## START Input data

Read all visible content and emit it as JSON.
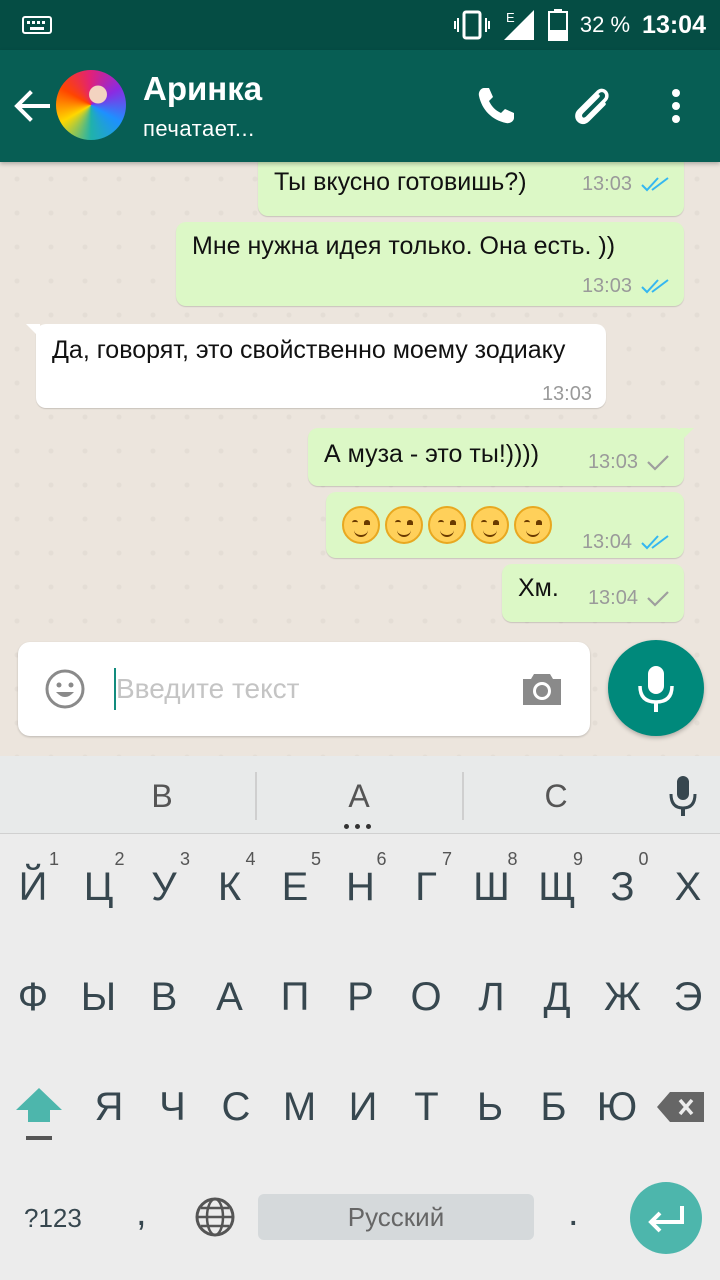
{
  "status_bar": {
    "network": "E",
    "battery": "32 %",
    "time": "13:04",
    "icons": [
      "keyboard-icon",
      "vibrate-icon",
      "signal-icon",
      "battery-icon"
    ]
  },
  "header": {
    "contact_name": "Аринка",
    "status": "печатает...",
    "icons": [
      "back-arrow-icon",
      "phone-icon",
      "paperclip-icon",
      "more-vert-icon"
    ],
    "bg_color": "#075e54"
  },
  "messages": [
    {
      "dir": "out",
      "text": "Ты вкусно готовишь?)",
      "time": "13:03",
      "ticks": "read"
    },
    {
      "dir": "out",
      "text": "Мне нужна идея только. Она есть. ))",
      "time": "13:03",
      "ticks": "read"
    },
    {
      "dir": "in",
      "text": "Да, говорят, это свойственно моему зодиаку",
      "time": "13:03"
    },
    {
      "dir": "out",
      "text": "А муза - это ты!))))",
      "time": "13:03",
      "ticks": "sent"
    },
    {
      "dir": "out",
      "text": "☺☺☺☺☺",
      "time": "13:04",
      "ticks": "read"
    },
    {
      "dir": "out",
      "text": "Хм.",
      "time": "13:04",
      "ticks": "sent"
    }
  ],
  "input": {
    "placeholder": "Введите текст",
    "value": ""
  },
  "keyboard": {
    "suggestions": [
      "В",
      "А",
      "С"
    ],
    "row1": [
      "Й",
      "Ц",
      "У",
      "К",
      "Е",
      "Н",
      "Г",
      "Ш",
      "Щ",
      "З",
      "Х"
    ],
    "row1_nums": [
      "1",
      "2",
      "3",
      "4",
      "5",
      "6",
      "7",
      "8",
      "9",
      "0",
      ""
    ],
    "row2": [
      "Ф",
      "Ы",
      "В",
      "А",
      "П",
      "Р",
      "О",
      "Л",
      "Д",
      "Ж",
      "Э"
    ],
    "row3": [
      "Я",
      "Ч",
      "С",
      "М",
      "И",
      "Т",
      "Ь",
      "Б",
      "Ю"
    ],
    "symbols_key": "?123",
    "comma": ",",
    "space_label": "Русский",
    "period": "."
  },
  "colors": {
    "out_bubble": "#dcf8c6",
    "in_bubble": "#ffffff",
    "read_tick": "#34b7f1",
    "sent_tick": "#9e9e9e",
    "accent": "#00897b"
  }
}
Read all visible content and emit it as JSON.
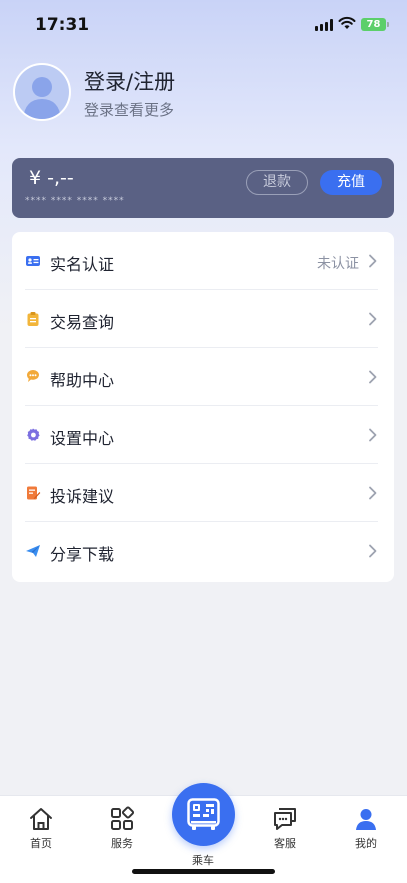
{
  "status_bar": {
    "time": "17:31",
    "battery": "78"
  },
  "profile": {
    "title": "登录/注册",
    "subtitle": "登录查看更多"
  },
  "balance": {
    "amount": "¥ -,--",
    "card_number": "**** **** **** ****",
    "refund_label": "退款",
    "recharge_label": "充值"
  },
  "menu": {
    "items": [
      {
        "label": "实名认证",
        "status": "未认证",
        "icon": "id-card-icon"
      },
      {
        "label": "交易查询",
        "status": "",
        "icon": "clipboard-icon"
      },
      {
        "label": "帮助中心",
        "status": "",
        "icon": "chat-bubble-icon"
      },
      {
        "label": "设置中心",
        "status": "",
        "icon": "gear-icon"
      },
      {
        "label": "投诉建议",
        "status": "",
        "icon": "edit-note-icon"
      },
      {
        "label": "分享下载",
        "status": "",
        "icon": "paper-plane-icon"
      }
    ]
  },
  "bottom_nav": {
    "home": "首页",
    "services": "服务",
    "ride": "乘车",
    "support": "客服",
    "mine": "我的"
  },
  "colors": {
    "accent": "#3a6ff0",
    "card": "#5a6184",
    "background": "#f0f1f5"
  }
}
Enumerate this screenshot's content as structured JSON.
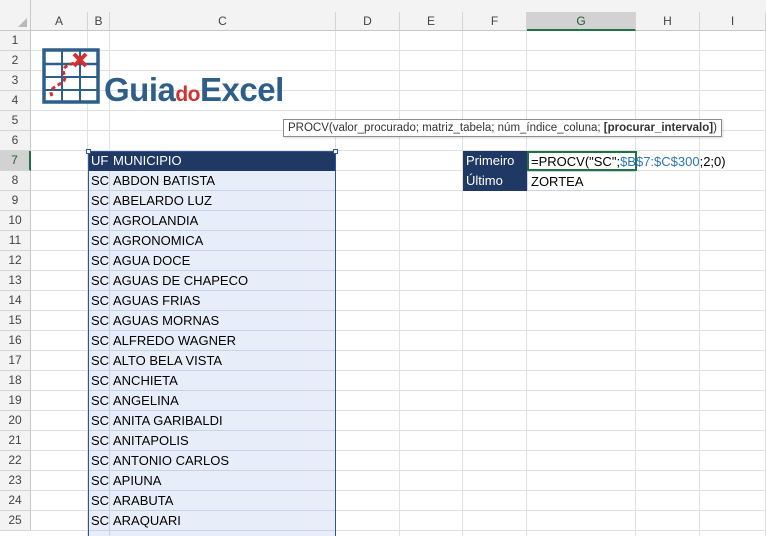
{
  "columns": [
    "A",
    "B",
    "C",
    "D",
    "E",
    "F",
    "G",
    "H",
    "I"
  ],
  "rows": [
    "1",
    "2",
    "3",
    "4",
    "5",
    "6",
    "7",
    "8",
    "9",
    "10",
    "11",
    "12",
    "13",
    "14",
    "15",
    "16",
    "17",
    "18",
    "19",
    "20",
    "21",
    "22",
    "23",
    "24",
    "25"
  ],
  "active_column": "G",
  "active_row": "7",
  "logo": {
    "part1": "Guia",
    "part2": "do",
    "part3": "Excel",
    "icon": "grid-with-red-x-logo-icon"
  },
  "tooltip": {
    "func": "PROCV(",
    "args": "valor_procurado; matriz_tabela; núm_índice_coluna; ",
    "opt": "[procurar_intervalo]",
    "close": ")"
  },
  "table": {
    "header": [
      "UF",
      "MUNICIPIO"
    ],
    "rows": [
      [
        "SC",
        "ABDON BATISTA"
      ],
      [
        "SC",
        "ABELARDO LUZ"
      ],
      [
        "SC",
        "AGROLANDIA"
      ],
      [
        "SC",
        "AGRONOMICA"
      ],
      [
        "SC",
        "AGUA DOCE"
      ],
      [
        "SC",
        "AGUAS DE CHAPECO"
      ],
      [
        "SC",
        "AGUAS FRIAS"
      ],
      [
        "SC",
        "AGUAS MORNAS"
      ],
      [
        "SC",
        "ALFREDO WAGNER"
      ],
      [
        "SC",
        "ALTO BELA VISTA"
      ],
      [
        "SC",
        "ANCHIETA"
      ],
      [
        "SC",
        "ANGELINA"
      ],
      [
        "SC",
        "ANITA GARIBALDI"
      ],
      [
        "SC",
        "ANITAPOLIS"
      ],
      [
        "SC",
        "ANTONIO CARLOS"
      ],
      [
        "SC",
        "APIUNA"
      ],
      [
        "SC",
        "ARABUTA"
      ],
      [
        "SC",
        "ARAQUARI"
      ]
    ]
  },
  "lookup": {
    "label1": "Primeiro",
    "formula_start": "=PROCV(\"SC\";",
    "formula_range": "$B$7:$C$300",
    "formula_end": ";2;0)",
    "label2": "Último",
    "value2": "ZORTEA"
  },
  "colors": {
    "header": "#203864",
    "table_fill": "#e8eef9",
    "range_ref": "#2f75b5",
    "selection": "#217346",
    "logo_blue": "#2e5f8a",
    "logo_red": "#d3302f"
  }
}
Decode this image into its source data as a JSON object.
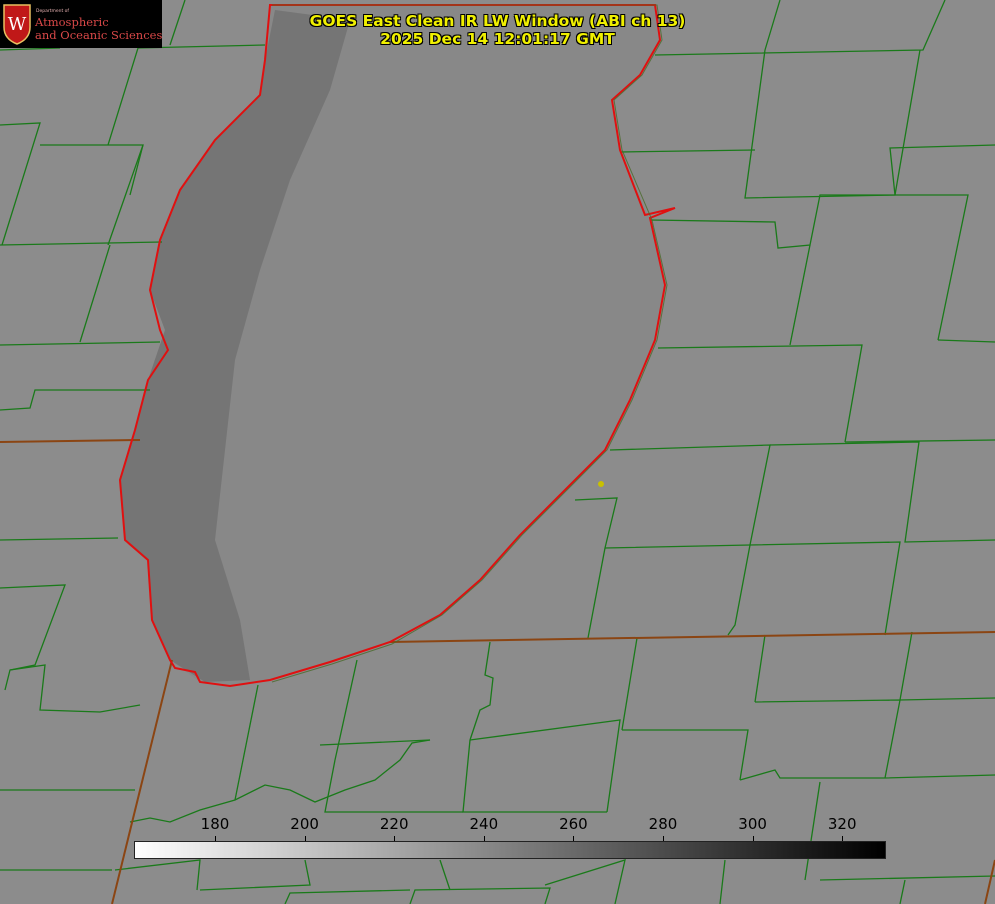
{
  "title": {
    "line1": "GOES East Clean IR LW Window (ABI ch 13)",
    "line2": "2025 Dec 14 12:01:17 GMT"
  },
  "logo": {
    "dept": "Department of",
    "line1": "Atmospheric",
    "line2": "and Oceanic Sciences",
    "seal_letter": "W"
  },
  "colorbar": {
    "ticks": [
      "180",
      "200",
      "220",
      "240",
      "260",
      "280",
      "300",
      "320"
    ],
    "gradient_start": "#ffffff",
    "gradient_end": "#000000"
  },
  "colors": {
    "county_lines": "#1a7a1a",
    "state_lines": "#8b4513",
    "shoreline": "#e01010",
    "title_text": "#f0f000",
    "marker": "#c8c000"
  }
}
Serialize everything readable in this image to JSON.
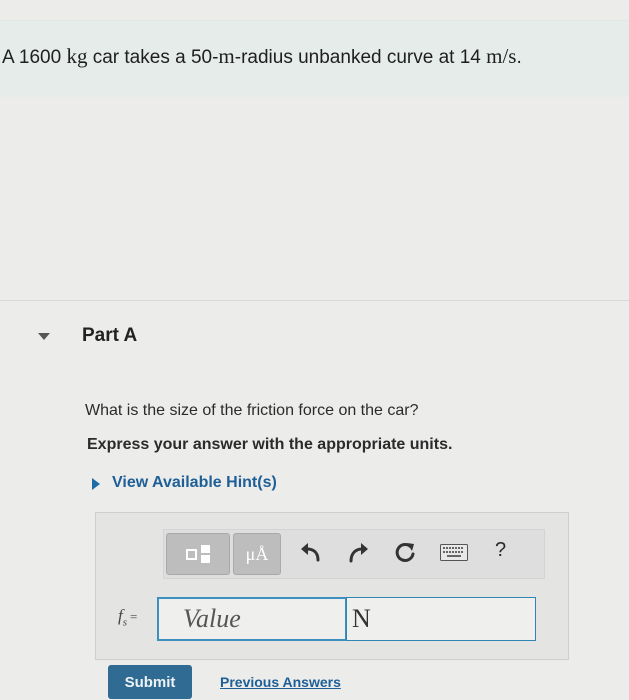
{
  "problem": {
    "prefix": "A 1600",
    "mass_unit": "kg",
    "middle": "car takes a 50-",
    "m": "m",
    "radius_text": "-radius unbanked curve at 14",
    "speed_unit": "m/s",
    "period": "."
  },
  "part": {
    "title": "Part A"
  },
  "question": {
    "text": "What is the size of the friction force on the car?",
    "instruction": "Express your answer with the appropriate units.",
    "hint_link": "View Available Hint(s)"
  },
  "toolbar": {
    "units_label": "μÅ",
    "help_label": "?",
    "icons": [
      "templates-icon",
      "undo-icon",
      "redo-icon",
      "reset-icon",
      "keyboard-icon",
      "help-icon"
    ]
  },
  "answer": {
    "variable": "f",
    "subscript": "s",
    "equals": "=",
    "value_placeholder": "Value",
    "unit_value": "N"
  },
  "actions": {
    "submit_label": "Submit",
    "previous_answers_label": "Previous Answers"
  },
  "colors": {
    "link": "#1d5f96",
    "submit_bg": "#2f6b93",
    "input_border": "#3d90bd",
    "problem_bar_bg": "#e6ece9"
  }
}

## END Input data

## Written task
Repeat each entry exactly. Pictures do not belong in the copy.

## Result of this task
Read all visible content and emit it as JSON.
{
  "status_bar": {
    "network": "E",
    "battery": "32 %",
    "time": "13:04",
    "icons": [
      "keyboard-icon",
      "vibrate-icon",
      "signal-icon",
      "battery-icon"
    ]
  },
  "header": {
    "contact_name": "Аринка",
    "status": "печатает...",
    "icons": [
      "back-arrow-icon",
      "phone-icon",
      "paperclip-icon",
      "more-vert-icon"
    ],
    "bg_color": "#075e54"
  },
  "messages": [
    {
      "dir": "out",
      "text": "Ты вкусно готовишь?)",
      "time": "13:03",
      "ticks": "read"
    },
    {
      "dir": "out",
      "text": "Мне нужна идея только. Она есть. ))",
      "time": "13:03",
      "ticks": "read"
    },
    {
      "dir": "in",
      "text": "Да, говорят, это свойственно моему зодиаку",
      "time": "13:03"
    },
    {
      "dir": "out",
      "text": "А муза - это ты!))))",
      "time": "13:03",
      "ticks": "sent"
    },
    {
      "dir": "out",
      "text": "☺☺☺☺☺",
      "time": "13:04",
      "ticks": "read"
    },
    {
      "dir": "out",
      "text": "Хм.",
      "time": "13:04",
      "ticks": "sent"
    }
  ],
  "input": {
    "placeholder": "Введите текст",
    "value": ""
  },
  "keyboard": {
    "suggestions": [
      "В",
      "А",
      "С"
    ],
    "row1": [
      "Й",
      "Ц",
      "У",
      "К",
      "Е",
      "Н",
      "Г",
      "Ш",
      "Щ",
      "З",
      "Х"
    ],
    "row1_nums": [
      "1",
      "2",
      "3",
      "4",
      "5",
      "6",
      "7",
      "8",
      "9",
      "0",
      ""
    ],
    "row2": [
      "Ф",
      "Ы",
      "В",
      "А",
      "П",
      "Р",
      "О",
      "Л",
      "Д",
      "Ж",
      "Э"
    ],
    "row3": [
      "Я",
      "Ч",
      "С",
      "М",
      "И",
      "Т",
      "Ь",
      "Б",
      "Ю"
    ],
    "symbols_key": "?123",
    "comma": ",",
    "space_label": "Русский",
    "period": "."
  },
  "colors": {
    "out_bubble": "#dcf8c6",
    "in_bubble": "#ffffff",
    "read_tick": "#34b7f1",
    "sent_tick": "#9e9e9e",
    "accent": "#00897b"
  }
}
Read all visible content and emit it as JSON.
{
  "status_bar": {
    "time": "17:31",
    "battery": "78"
  },
  "profile": {
    "title": "登录/注册",
    "subtitle": "登录查看更多"
  },
  "balance": {
    "amount": "¥ -,--",
    "card_number": "**** **** **** ****",
    "refund_label": "退款",
    "recharge_label": "充值"
  },
  "menu": {
    "items": [
      {
        "label": "实名认证",
        "status": "未认证",
        "icon": "id-card-icon"
      },
      {
        "label": "交易查询",
        "status": "",
        "icon": "clipboard-icon"
      },
      {
        "label": "帮助中心",
        "status": "",
        "icon": "chat-bubble-icon"
      },
      {
        "label": "设置中心",
        "status": "",
        "icon": "gear-icon"
      },
      {
        "label": "投诉建议",
        "status": "",
        "icon": "edit-note-icon"
      },
      {
        "label": "分享下载",
        "status": "",
        "icon": "paper-plane-icon"
      }
    ]
  },
  "bottom_nav": {
    "home": "首页",
    "services": "服务",
    "ride": "乘车",
    "support": "客服",
    "mine": "我的"
  },
  "colors": {
    "accent": "#3a6ff0",
    "card": "#5a6184",
    "background": "#f0f1f5"
  }
}
Enumerate this screenshot's content as structured JSON.
{
  "columns": [
    "A",
    "B",
    "C",
    "D",
    "E",
    "F",
    "G",
    "H",
    "I"
  ],
  "rows": [
    "1",
    "2",
    "3",
    "4",
    "5",
    "6",
    "7",
    "8",
    "9",
    "10",
    "11",
    "12",
    "13",
    "14",
    "15",
    "16",
    "17",
    "18",
    "19",
    "20",
    "21",
    "22",
    "23",
    "24",
    "25"
  ],
  "active_column": "G",
  "active_row": "7",
  "logo": {
    "part1": "Guia",
    "part2": "do",
    "part3": "Excel",
    "icon": "grid-with-red-x-logo-icon"
  },
  "tooltip": {
    "func": "PROCV(",
    "args": "valor_procurado; matriz_tabela; núm_índice_coluna; ",
    "opt": "[procurar_intervalo]",
    "close": ")"
  },
  "table": {
    "header": [
      "UF",
      "MUNICIPIO"
    ],
    "rows": [
      [
        "SC",
        "ABDON BATISTA"
      ],
      [
        "SC",
        "ABELARDO LUZ"
      ],
      [
        "SC",
        "AGROLANDIA"
      ],
      [
        "SC",
        "AGRONOMICA"
      ],
      [
        "SC",
        "AGUA DOCE"
      ],
      [
        "SC",
        "AGUAS DE CHAPECO"
      ],
      [
        "SC",
        "AGUAS FRIAS"
      ],
      [
        "SC",
        "AGUAS MORNAS"
      ],
      [
        "SC",
        "ALFREDO WAGNER"
      ],
      [
        "SC",
        "ALTO BELA VISTA"
      ],
      [
        "SC",
        "ANCHIETA"
      ],
      [
        "SC",
        "ANGELINA"
      ],
      [
        "SC",
        "ANITA GARIBALDI"
      ],
      [
        "SC",
        "ANITAPOLIS"
      ],
      [
        "SC",
        "ANTONIO CARLOS"
      ],
      [
        "SC",
        "APIUNA"
      ],
      [
        "SC",
        "ARABUTA"
      ],
      [
        "SC",
        "ARAQUARI"
      ]
    ]
  },
  "lookup": {
    "label1": "Primeiro",
    "formula_start": "=PROCV(\"SC\";",
    "formula_range": "$B$7:$C$300",
    "formula_end": ";2;0)",
    "label2": "Último",
    "value2": "ZORTEA"
  },
  "colors": {
    "header": "#203864",
    "table_fill": "#e8eef9",
    "range_ref": "#2f75b5",
    "selection": "#217346",
    "logo_blue": "#2e5f8a",
    "logo_red": "#d3302f"
  }
}
Decode this image into its source data as a JSON object.
{
  "title": {
    "line1": "GOES East Clean IR LW Window (ABI ch 13)",
    "line2": "2025 Dec 14 12:01:17 GMT"
  },
  "logo": {
    "dept": "Department of",
    "line1": "Atmospheric",
    "line2": "and Oceanic Sciences",
    "seal_letter": "W"
  },
  "colorbar": {
    "ticks": [
      "180",
      "200",
      "220",
      "240",
      "260",
      "280",
      "300",
      "320"
    ],
    "gradient_start": "#ffffff",
    "gradient_end": "#000000"
  },
  "colors": {
    "county_lines": "#1a7a1a",
    "state_lines": "#8b4513",
    "shoreline": "#e01010",
    "title_text": "#f0f000",
    "marker": "#c8c000"
  }
}
Serialize everything readable in this image to JSON.
{
  "problem": {
    "prefix": "A 1600",
    "mass_unit": "kg",
    "middle": "car takes a 50-",
    "m": "m",
    "radius_text": "-radius unbanked curve at 14",
    "speed_unit": "m/s",
    "period": "."
  },
  "part": {
    "title": "Part A"
  },
  "question": {
    "text": "What is the size of the friction force on the car?",
    "instruction": "Express your answer with the appropriate units.",
    "hint_link": "View Available Hint(s)"
  },
  "toolbar": {
    "units_label": "μÅ",
    "help_label": "?",
    "icons": [
      "templates-icon",
      "undo-icon",
      "redo-icon",
      "reset-icon",
      "keyboard-icon",
      "help-icon"
    ]
  },
  "answer": {
    "variable": "f",
    "subscript": "s",
    "equals": "=",
    "value_placeholder": "Value",
    "unit_value": "N"
  },
  "actions": {
    "submit_label": "Submit",
    "previous_answers_label": "Previous Answers"
  },
  "colors": {
    "link": "#1d5f96",
    "submit_bg": "#2f6b93",
    "input_border": "#3d90bd",
    "problem_bar_bg": "#e6ece9"
  }
}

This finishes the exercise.